Pick out all lines in the listing holding the string "anuncio" and copy them.

[Collected data]
******************************

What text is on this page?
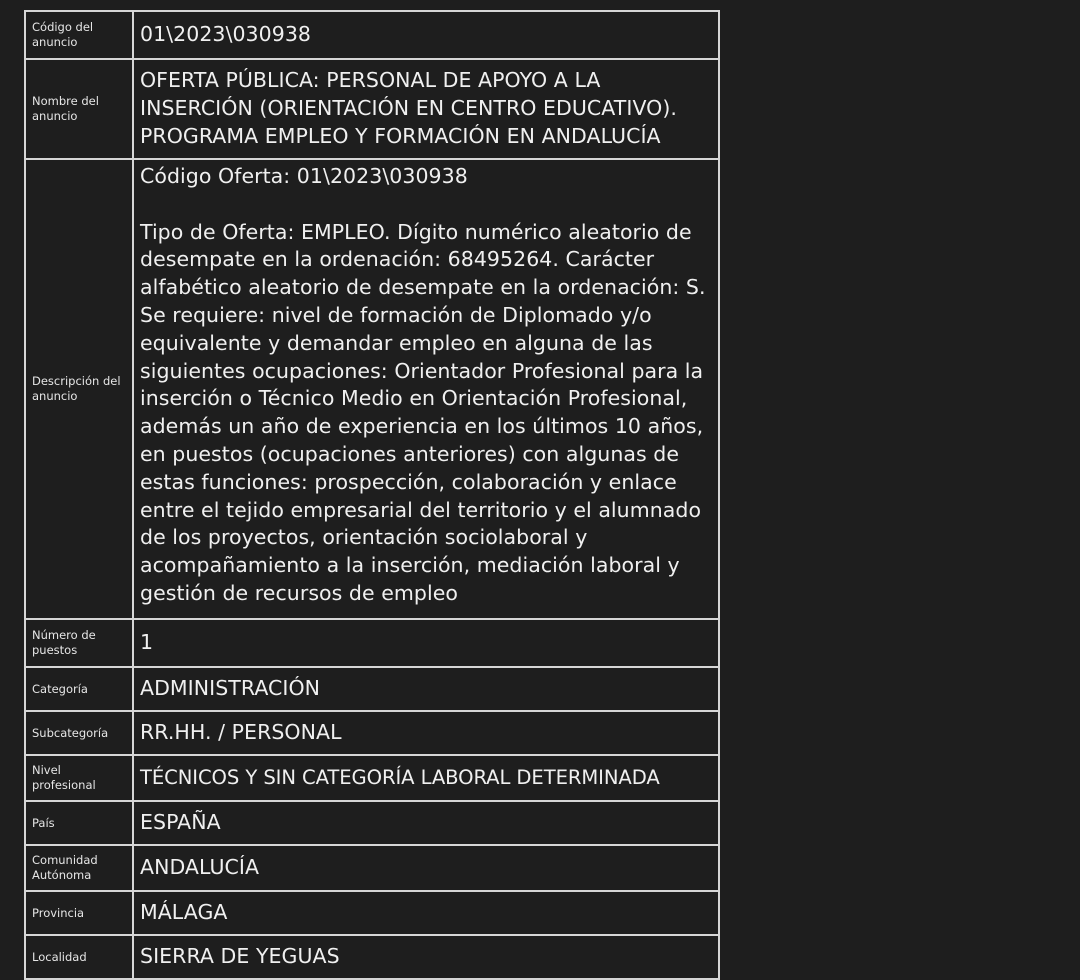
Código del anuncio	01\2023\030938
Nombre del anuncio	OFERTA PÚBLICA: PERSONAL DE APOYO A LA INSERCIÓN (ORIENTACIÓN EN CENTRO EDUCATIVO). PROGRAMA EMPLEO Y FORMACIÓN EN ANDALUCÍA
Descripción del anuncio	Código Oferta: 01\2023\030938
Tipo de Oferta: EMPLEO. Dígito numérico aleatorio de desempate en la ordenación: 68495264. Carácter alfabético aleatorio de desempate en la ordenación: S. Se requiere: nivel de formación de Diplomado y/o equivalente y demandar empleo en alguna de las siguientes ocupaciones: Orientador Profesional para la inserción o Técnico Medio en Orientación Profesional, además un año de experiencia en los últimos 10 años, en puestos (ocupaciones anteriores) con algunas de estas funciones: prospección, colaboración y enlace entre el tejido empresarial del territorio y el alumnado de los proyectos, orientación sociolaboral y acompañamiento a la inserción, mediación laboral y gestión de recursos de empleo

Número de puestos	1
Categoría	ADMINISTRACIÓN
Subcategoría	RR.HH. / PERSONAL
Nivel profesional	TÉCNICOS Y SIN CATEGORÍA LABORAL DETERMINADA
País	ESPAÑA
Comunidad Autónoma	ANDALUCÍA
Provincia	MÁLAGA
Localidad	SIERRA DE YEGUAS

******************************

# RESULT OF THIS EXERCISE:
Código del anuncio	01\2023\030938
Nombre del anuncio	OFERTA PÚBLICA: PERSONAL DE APOYO A LA INSERCIÓN (ORIENTACIÓN EN CENTRO EDUCATIVO). PROGRAMA EMPLEO Y FORMACIÓN EN ANDALUCÍA
Descripción del anuncio	Código Oferta: 01\2023\030938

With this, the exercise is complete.